__WHAT IS NEEDED__:
Please give the listing again, word for word, with nothing left out.

__ENTRIES SUPPLIED__:
■ ■ ■ ■ ■ ■ ■
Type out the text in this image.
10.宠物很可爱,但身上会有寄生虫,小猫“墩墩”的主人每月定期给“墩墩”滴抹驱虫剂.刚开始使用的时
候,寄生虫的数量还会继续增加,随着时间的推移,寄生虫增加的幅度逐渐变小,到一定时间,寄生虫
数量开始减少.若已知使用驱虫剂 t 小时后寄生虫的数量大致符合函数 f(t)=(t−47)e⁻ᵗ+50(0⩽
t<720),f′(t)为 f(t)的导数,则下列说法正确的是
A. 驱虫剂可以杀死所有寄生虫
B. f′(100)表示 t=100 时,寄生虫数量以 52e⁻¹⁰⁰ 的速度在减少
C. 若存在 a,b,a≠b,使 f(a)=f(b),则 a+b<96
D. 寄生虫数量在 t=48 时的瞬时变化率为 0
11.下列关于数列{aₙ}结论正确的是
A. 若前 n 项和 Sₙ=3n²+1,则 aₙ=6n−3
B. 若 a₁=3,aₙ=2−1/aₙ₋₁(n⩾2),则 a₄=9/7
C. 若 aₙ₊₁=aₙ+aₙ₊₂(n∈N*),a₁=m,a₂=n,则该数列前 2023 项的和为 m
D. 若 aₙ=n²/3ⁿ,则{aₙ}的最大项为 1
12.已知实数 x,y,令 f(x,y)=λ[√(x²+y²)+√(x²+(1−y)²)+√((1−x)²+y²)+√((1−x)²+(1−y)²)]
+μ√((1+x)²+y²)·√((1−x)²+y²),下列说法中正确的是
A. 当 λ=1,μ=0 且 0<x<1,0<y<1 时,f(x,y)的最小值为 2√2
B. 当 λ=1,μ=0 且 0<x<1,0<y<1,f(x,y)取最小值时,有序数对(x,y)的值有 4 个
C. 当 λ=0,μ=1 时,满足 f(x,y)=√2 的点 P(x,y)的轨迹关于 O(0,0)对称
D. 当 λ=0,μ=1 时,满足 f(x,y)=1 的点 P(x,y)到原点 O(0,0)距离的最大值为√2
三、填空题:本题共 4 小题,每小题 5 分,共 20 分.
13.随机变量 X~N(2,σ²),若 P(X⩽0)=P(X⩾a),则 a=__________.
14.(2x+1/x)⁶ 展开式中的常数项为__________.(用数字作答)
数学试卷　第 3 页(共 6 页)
■ ■ ■ ■ ■ ■ ■
__TASK ANSWER__:
Type out the text in this image.
10.宠物很可爱,但身上会有寄生虫,小猫“墩墩”的主人每月定期给“墩墩”滴抹驱虫剂.刚开始使用的时
候,寄生虫的数量还会继续增加,随着时间的推移,寄生虫增加的幅度逐渐变小,到一定时间,寄生虫
数量开始减少.若已知使用驱虫剂 t 小时后寄生虫的数量大致符合函数 f(t)=(t−47)e⁻ᵗ+50(0⩽
t<720),f′(t)为 f(t)的导数,则下列说法正确的是
A. 驱虫剂可以杀死所有寄生虫
B. f′(100)表示 t=100 时,寄生虫数量以 52e⁻¹⁰⁰ 的速度在减少
C. 若存在 a,b,a≠b,使 f(a)=f(b),则 a+b<96
D. 寄生虫数量在 t=48 时的瞬时变化率为 0
11.下列关于数列{aₙ}结论正确的是
A. 若前 n 项和 Sₙ=3n²+1,则 aₙ=6n−3
B. 若 a₁=3,aₙ=2−1/aₙ₋₁(n⩾2),则 a₄=9/7
C. 若 aₙ₊₁=aₙ+aₙ₊₂(n∈N*),a₁=m,a₂=n,则该数列前 2023 项的和为 m
D. 若 aₙ=n²/3ⁿ,则{aₙ}的最大项为 1
12.已知实数 x,y,令 f(x,y)=λ[√(x²+y²)+√(x²+(1−y)²)+√((1−x)²+y²)+√((1−x)²+(1−y)²)]
+μ√((1+x)²+y²)·√((1−x)²+y²),下列说法中正确的是
A. 当 λ=1,μ=0 且 0<x<1,0<y<1 时,f(x,y)的最小值为 2√2
B. 当 λ=1,μ=0 且 0<x<1,0<y<1,f(x,y)取最小值时,有序数对(x,y)的值有 4 个
C. 当 λ=0,μ=1 时,满足 f(x,y)=√2 的点 P(x,y)的轨迹关于 O(0,0)对称
D. 当 λ=0,μ=1 时,满足 f(x,y)=1 的点 P(x,y)到原点 O(0,0)距离的最大值为√2
三、填空题:本题共 4 小题,每小题 5 分,共 20 分.
13.随机变量 X~N(2,σ²),若 P(X⩽0)=P(X⩾a),则 a=__________.
14.(2x+1/x)⁶ 展开式中的常数项为__________.(用数字作答)
数学试卷　第 3 页(共 6 页)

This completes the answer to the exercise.